YOUR INSTRUCTIONS: Exclude any images and output the remaining records exactly.

[Data records]
--- --- ---

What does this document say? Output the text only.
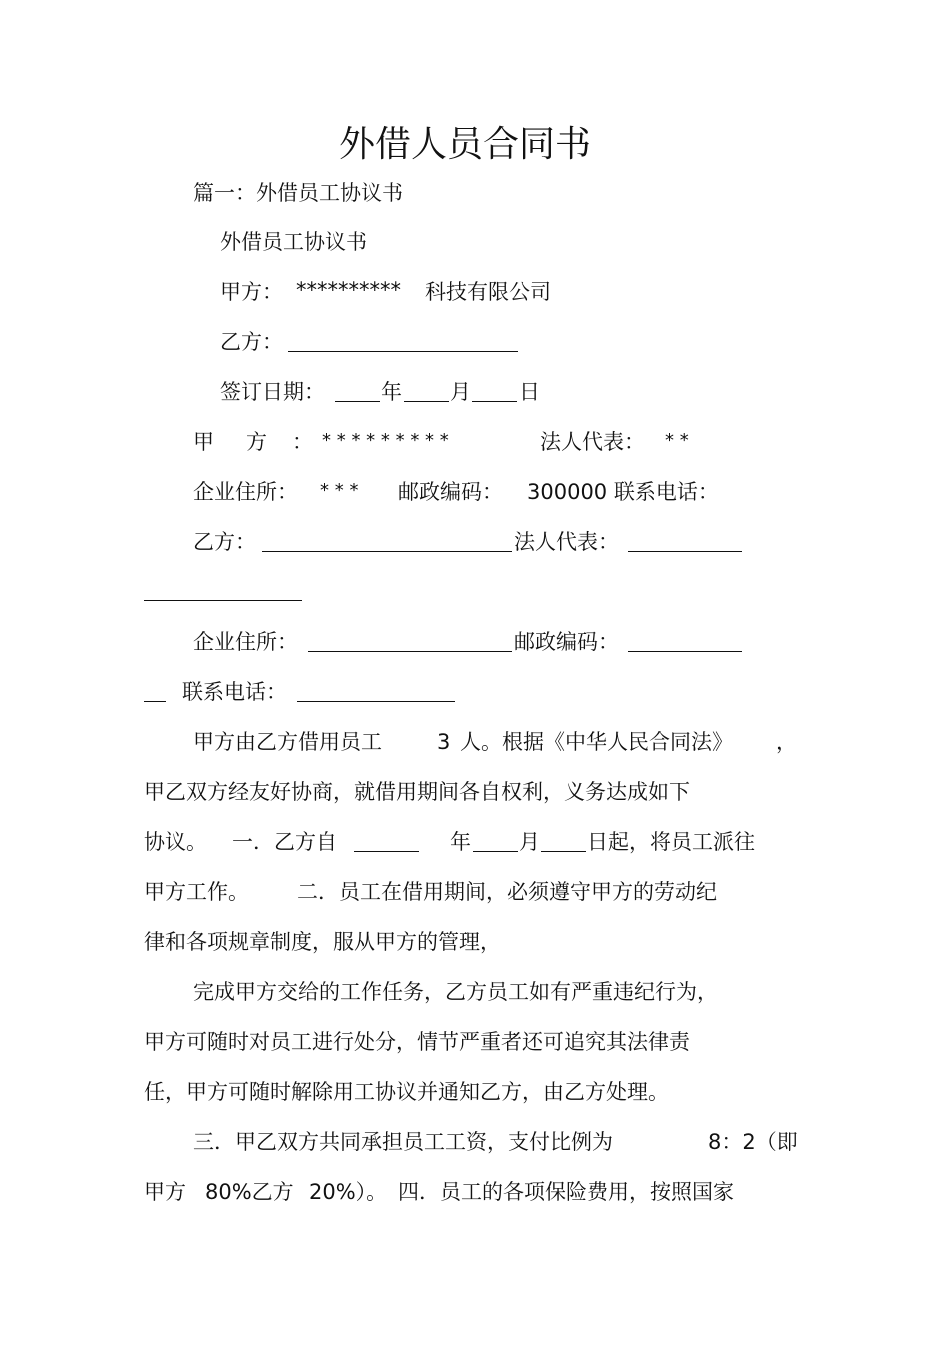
外借人员合同书
篇一：外借员工协议书
外借员工协议书
甲方： ********** 科技有限公司
乙方：
签订日期：	年 月 日
甲 方 ： * * * * * * * * *	法人代表： * *
企业住所： * * * 邮政编码： 300000 联系电话：
乙方：	法人代表：
企业住所：	邮政编码：
联系电话：
甲方由乙方借用员工	3 人。根据《中华人民合同法》 ，
甲乙双方经友好协商，就借用期间各自权利，义务达成如下
协议。 一．乙方自	年 月 日起，将员工派往
甲方工作。 二．员工在借用期间，必须遵守甲方的劳动纪
律和各项规章制度，服从甲方的管理，
完成甲方交给的工作任务，乙方员工如有严重违纪行为，
甲方可随时对员工进行处分，情节严重者还可追究其法律责
任，甲方可随时解除用工协议并通知乙方，由乙方处理。
三．甲乙双方共同承担员工工资，支付比例为	8：2（即
甲方 80%乙方 20%）。 四．员工的各项保险费用，按照国家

--- --- ---

EXERCISE SOLUTION:
What does this document say? Output the text only.
外借人员合同书
篇一：外借员工协议书
外借员工协议书
甲方： ********** 科技有限公司
乙方：
签订日期：	年 月 日
甲 方 ： * * * * * * * * *	法人代表： * *
企业住所： * * * 邮政编码： 300000 联系电话：
乙方：	法人代表：
企业住所：	邮政编码：
联系电话：
甲方由乙方借用员工	3 人。根据《中华人民合同法》 ，
甲乙双方经友好协商，就借用期间各自权利，义务达成如下
协议。 一．乙方自	年 月 日起，将员工派往
甲方工作。 二．员工在借用期间，必须遵守甲方的劳动纪
律和各项规章制度，服从甲方的管理，
完成甲方交给的工作任务，乙方员工如有严重违纪行为，
甲方可随时对员工进行处分，情节严重者还可追究其法律责
任，甲方可随时解除用工协议并通知乙方，由乙方处理。
三．甲乙双方共同承担员工工资，支付比例为	8：2（即
甲方 80%乙方 20%）。 四．员工的各项保险费用，按照国家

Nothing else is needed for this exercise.